Extracted data entries
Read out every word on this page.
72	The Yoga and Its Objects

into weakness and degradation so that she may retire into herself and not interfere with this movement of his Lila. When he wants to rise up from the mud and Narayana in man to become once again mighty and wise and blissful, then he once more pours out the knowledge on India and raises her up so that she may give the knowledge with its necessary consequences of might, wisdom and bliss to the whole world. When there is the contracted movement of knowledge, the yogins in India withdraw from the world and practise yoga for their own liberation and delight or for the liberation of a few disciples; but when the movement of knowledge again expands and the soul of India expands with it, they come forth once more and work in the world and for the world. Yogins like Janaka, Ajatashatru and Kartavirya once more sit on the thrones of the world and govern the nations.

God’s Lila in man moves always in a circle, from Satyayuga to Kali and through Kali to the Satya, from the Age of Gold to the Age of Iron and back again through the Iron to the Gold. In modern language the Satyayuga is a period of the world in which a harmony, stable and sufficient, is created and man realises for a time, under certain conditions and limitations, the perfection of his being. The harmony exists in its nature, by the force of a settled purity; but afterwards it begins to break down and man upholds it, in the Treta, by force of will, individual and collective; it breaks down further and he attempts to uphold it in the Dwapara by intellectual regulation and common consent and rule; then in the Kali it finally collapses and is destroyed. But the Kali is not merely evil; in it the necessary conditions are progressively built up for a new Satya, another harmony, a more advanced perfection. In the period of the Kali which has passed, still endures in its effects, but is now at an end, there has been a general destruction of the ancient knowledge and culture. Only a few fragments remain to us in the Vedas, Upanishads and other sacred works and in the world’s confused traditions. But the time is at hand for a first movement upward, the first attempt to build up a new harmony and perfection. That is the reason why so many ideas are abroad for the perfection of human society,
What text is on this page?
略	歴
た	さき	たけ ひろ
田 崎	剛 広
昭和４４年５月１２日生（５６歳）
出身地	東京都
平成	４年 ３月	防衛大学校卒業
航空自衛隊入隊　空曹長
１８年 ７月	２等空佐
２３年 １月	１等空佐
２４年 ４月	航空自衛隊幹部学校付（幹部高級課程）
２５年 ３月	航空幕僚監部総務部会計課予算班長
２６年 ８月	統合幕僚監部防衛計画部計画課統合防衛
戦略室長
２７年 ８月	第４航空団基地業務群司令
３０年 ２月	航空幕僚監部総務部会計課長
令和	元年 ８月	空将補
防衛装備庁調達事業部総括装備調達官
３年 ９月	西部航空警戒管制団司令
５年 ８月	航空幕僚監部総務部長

- _Exercise_:
Make an exact copy of the data above.

- _Solution to this problem_:
Read out every word on this page.
72	The Yoga and Its Objects

into weakness and degradation so that she may retire into herself and not interfere with this movement of his Lila. When he wants to rise up from the mud and Narayana in man to become once again mighty and wise and blissful, then he once more pours out the knowledge on India and raises her up so that she may give the knowledge with its necessary consequences of might, wisdom and bliss to the whole world. When there is the contracted movement of knowledge, the yogins in India withdraw from the world and practise yoga for their own liberation and delight or for the liberation of a few disciples; but when the movement of knowledge again expands and the soul of India expands with it, they come forth once more and work in the world and for the world. Yogins like Janaka, Ajatashatru and Kartavirya once more sit on the thrones of the world and govern the nations.

God’s Lila in man moves always in a circle, from Satyayuga to Kali and through Kali to the Satya, from the Age of Gold to the Age of Iron and back again through the Iron to the Gold. In modern language the Satyayuga is a period of the world in which a harmony, stable and sufficient, is created and man realises for a time, under certain conditions and limitations, the perfection of his being. The harmony exists in its nature, by the force of a settled purity; but afterwards it begins to break down and man upholds it, in the Treta, by force of will, individual and collective; it breaks down further and he attempts to uphold it in the Dwapara by intellectual regulation and common consent and rule; then in the Kali it finally collapses and is destroyed. But the Kali is not merely evil; in it the necessary conditions are progressively built up for a new Satya, another harmony, a more advanced perfection. In the period of the Kali which has passed, still endures in its effects, but is now at an end, there has been a general destruction of the ancient knowledge and culture. Only a few fragments remain to us in the Vedas, Upanishads and other sacred works and in the world’s confused traditions. But the time is at hand for a first movement upward, the first attempt to build up a new harmony and perfection. That is the reason why so many ideas are abroad for the perfection of human society,
What text is on this page?
略	歴
た	さき	たけ ひろ
田 崎	剛 広
昭和４４年５月１２日生（５６歳）
出身地	東京都
平成	４年 ３月	防衛大学校卒業
航空自衛隊入隊　空曹長
１８年 ７月	２等空佐
２３年 １月	１等空佐
２４年 ４月	航空自衛隊幹部学校付（幹部高級課程）
２５年 ３月	航空幕僚監部総務部会計課予算班長
２６年 ８月	統合幕僚監部防衛計画部計画課統合防衛
戦略室長
２７年 ８月	第４航空団基地業務群司令
３０年 ２月	航空幕僚監部総務部会計課長
令和	元年 ８月	空将補
防衛装備庁調達事業部総括装備調達官
３年 ９月	西部航空警戒管制団司令
５年 ８月	航空幕僚監部総務部長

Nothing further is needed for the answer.